Foi bastante perturbador ler Klaus Schwab, fundador do Fórum Econômico Mundial (Valor, 24/04/2020, A7, “O Capitalismo de Stakeholder em Xeque”) conclamar as empresas a compreender a inserção na emergência global decorrente da pandemia e se fiar em estratégias de longo prazo de preservação de empregos e alianças negociais.

Daqueles dilemas infindáveis de matizes militantes, a busca da função de uma empresa – para nós, do Direito, o obscuro e latino interesse social – praticamente se aloca em dois polos extremados: extrair mais valor da propriedade acionária; ou produzir economicamente em vista e em consideração de todos afetados pela atividade empresarial. Se na primeira milícia protagonizam os acionistas (ou shareholders, para atender um anglicismo didático), na segunda trincheira se posicionam aqueles que expandem a empresa ao seu conjunto de contratos e pessoas (os stakeholders, ainda nesse intuito de contextualização).

Longe de trazer estigmas de Friedman v. Stieglier, Jaeger v. Salomão, liberais v. desenvolvimentistas, desarticulação de esferas governamentais, a nossa preocupação está na significação de um capitalismo de stakeholders coerente e não mera peça publicitária habilidosamente lançada em Códigos de Ética nas companhias ou anualmente em Relatórios de Administração para investidores igualmente (des)enganados. A provocação e o desconforto vêm de Davos, que está a recomendar o Stakeholder Capitalism e investimentos em companhias inseridas nesse aparente antagonismo de balancear lucro com equilíbrio social e organizacional.
-------
DESCRIÇÃO DA TAREFA => Extraia do texto sobre o capitalismo de stakeholders, sem nenhuma alteração, o trecho que começa com "Foi bastante perturbador" e termina com "e alianças negociais.".
-------
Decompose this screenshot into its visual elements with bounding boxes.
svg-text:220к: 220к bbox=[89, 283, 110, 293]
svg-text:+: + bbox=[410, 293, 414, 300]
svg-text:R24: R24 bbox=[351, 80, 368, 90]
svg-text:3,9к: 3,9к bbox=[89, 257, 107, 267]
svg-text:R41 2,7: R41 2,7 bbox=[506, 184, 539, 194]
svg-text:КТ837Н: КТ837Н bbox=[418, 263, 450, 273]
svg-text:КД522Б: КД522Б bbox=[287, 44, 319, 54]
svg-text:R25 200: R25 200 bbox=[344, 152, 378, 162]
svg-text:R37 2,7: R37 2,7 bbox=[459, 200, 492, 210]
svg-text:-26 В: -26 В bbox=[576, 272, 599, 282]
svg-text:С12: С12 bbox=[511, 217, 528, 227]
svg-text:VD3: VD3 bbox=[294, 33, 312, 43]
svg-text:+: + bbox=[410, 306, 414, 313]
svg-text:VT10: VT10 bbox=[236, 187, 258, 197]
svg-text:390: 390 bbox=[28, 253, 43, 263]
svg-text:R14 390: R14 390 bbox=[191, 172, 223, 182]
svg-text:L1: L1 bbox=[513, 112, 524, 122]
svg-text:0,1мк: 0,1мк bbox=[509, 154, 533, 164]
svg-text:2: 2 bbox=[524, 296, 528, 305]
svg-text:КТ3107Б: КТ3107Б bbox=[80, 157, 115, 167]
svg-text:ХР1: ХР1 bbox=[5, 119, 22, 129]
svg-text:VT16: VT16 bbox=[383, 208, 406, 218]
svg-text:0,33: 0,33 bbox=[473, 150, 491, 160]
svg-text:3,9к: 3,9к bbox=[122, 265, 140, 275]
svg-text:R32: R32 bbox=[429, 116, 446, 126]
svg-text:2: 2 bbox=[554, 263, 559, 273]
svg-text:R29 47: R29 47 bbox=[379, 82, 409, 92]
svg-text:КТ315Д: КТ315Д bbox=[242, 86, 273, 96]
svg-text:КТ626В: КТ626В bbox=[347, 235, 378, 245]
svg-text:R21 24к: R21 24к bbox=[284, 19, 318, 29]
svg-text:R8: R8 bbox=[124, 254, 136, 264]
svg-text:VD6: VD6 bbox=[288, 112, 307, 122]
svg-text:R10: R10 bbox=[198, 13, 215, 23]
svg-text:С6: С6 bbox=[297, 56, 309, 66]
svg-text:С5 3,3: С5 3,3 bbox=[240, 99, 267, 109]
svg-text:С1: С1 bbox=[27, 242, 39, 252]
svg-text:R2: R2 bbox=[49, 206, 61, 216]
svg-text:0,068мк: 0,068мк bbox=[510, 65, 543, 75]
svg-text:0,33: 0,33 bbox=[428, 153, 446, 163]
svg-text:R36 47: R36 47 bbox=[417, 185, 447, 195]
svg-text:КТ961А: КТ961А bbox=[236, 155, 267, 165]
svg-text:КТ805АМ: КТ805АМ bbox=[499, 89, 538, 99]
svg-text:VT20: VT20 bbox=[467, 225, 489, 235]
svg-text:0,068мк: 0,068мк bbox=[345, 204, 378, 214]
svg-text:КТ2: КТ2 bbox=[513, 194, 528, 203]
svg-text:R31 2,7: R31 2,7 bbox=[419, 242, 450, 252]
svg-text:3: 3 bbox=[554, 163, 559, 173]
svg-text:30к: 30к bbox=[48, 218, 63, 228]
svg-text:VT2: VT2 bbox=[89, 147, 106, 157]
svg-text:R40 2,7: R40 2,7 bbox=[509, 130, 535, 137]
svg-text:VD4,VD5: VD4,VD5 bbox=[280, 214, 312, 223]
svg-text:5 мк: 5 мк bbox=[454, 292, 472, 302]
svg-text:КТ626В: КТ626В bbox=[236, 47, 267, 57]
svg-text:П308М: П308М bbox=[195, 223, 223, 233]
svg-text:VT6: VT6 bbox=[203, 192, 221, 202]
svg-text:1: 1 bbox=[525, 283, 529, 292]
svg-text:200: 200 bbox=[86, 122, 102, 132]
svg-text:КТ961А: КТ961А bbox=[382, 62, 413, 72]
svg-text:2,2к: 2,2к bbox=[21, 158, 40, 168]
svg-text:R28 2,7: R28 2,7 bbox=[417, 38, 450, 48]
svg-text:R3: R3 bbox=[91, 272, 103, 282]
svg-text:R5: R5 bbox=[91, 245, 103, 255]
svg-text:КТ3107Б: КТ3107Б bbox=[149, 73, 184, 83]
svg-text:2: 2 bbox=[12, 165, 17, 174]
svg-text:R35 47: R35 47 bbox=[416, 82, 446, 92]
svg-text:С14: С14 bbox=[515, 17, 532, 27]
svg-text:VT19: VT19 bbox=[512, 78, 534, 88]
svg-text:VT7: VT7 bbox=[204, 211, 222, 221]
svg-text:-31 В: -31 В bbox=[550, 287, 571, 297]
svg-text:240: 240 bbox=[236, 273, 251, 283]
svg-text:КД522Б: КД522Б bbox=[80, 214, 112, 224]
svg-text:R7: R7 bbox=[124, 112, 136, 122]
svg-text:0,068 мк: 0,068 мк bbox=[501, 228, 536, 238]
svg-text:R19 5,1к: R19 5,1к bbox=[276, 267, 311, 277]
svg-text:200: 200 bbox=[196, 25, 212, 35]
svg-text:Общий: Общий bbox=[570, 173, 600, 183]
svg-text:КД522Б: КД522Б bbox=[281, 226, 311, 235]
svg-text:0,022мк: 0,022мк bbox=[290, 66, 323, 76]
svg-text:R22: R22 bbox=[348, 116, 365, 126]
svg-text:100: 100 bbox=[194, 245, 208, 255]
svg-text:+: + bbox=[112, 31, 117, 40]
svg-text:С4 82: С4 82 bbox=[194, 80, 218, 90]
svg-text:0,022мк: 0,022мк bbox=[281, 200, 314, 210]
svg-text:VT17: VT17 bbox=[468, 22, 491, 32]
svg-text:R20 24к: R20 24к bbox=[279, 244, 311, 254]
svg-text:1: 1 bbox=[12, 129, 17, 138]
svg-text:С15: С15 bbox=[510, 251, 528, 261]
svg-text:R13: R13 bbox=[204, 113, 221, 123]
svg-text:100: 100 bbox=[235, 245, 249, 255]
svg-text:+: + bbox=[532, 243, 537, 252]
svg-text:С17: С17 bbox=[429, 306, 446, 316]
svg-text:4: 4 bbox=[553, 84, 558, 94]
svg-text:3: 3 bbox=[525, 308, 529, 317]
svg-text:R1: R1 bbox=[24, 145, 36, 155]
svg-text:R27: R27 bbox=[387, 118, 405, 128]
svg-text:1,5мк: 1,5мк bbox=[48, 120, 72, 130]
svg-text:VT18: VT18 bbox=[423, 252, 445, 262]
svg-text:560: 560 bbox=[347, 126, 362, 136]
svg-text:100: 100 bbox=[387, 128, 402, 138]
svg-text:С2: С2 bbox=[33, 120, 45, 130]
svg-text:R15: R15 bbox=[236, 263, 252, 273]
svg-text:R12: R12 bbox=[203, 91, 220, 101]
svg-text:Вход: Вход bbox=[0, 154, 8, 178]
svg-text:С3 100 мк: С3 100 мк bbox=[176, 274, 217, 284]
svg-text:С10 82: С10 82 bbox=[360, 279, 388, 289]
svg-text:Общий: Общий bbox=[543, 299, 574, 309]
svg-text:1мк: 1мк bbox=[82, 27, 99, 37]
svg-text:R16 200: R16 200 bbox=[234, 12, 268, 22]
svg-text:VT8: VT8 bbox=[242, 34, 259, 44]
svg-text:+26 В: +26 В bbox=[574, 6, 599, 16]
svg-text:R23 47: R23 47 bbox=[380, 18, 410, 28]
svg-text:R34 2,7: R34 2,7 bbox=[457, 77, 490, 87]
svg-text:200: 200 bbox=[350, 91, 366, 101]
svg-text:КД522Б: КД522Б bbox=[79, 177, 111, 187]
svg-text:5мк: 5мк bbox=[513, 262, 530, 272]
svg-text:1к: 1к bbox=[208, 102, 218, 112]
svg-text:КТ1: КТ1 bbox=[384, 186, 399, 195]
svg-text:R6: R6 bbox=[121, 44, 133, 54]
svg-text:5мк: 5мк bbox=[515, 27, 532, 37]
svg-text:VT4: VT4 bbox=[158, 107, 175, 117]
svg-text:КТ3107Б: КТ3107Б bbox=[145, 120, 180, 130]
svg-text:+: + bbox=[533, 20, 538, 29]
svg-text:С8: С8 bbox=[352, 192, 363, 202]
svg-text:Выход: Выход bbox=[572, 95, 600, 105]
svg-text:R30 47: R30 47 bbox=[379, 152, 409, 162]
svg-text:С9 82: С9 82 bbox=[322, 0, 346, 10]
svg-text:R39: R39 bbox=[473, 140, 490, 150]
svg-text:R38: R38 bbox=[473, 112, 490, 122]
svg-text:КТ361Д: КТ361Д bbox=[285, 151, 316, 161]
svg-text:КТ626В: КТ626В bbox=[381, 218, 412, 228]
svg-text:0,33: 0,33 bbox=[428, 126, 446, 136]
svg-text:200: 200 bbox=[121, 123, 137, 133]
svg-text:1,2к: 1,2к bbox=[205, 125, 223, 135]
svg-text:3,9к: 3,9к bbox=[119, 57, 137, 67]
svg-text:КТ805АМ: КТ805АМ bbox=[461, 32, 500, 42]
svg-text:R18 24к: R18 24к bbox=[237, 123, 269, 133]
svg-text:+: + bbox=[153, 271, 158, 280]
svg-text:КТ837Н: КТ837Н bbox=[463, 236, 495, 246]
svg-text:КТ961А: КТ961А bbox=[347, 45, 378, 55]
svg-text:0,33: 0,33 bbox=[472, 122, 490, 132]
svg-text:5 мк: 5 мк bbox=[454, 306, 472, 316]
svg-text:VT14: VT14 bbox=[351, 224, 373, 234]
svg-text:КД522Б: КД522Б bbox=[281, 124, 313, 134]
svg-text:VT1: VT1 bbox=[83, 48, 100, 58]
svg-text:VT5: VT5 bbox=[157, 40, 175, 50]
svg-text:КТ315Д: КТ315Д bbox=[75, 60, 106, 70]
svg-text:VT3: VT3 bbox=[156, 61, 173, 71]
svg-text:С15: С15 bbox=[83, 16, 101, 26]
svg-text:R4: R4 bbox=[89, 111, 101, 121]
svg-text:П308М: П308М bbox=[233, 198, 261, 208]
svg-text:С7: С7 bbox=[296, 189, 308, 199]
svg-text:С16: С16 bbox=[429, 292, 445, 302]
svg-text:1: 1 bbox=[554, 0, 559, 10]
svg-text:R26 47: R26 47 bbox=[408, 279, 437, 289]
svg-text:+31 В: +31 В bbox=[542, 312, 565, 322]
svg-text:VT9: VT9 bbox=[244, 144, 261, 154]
-------
RESPOSTA DA TAREFA =>
Foi bastante perturbador ler Klaus Schwab, fundador do Fórum Econômico Mundial (Valor, 24/04/2020, A7, “O Capitalismo de Stakeholder em Xeque”) conclamar as empresas a compreender a inserção na emergência global decorrente da pandemia e se fiar em estratégias de longo prazo de preservação de empregos e alianças negociais.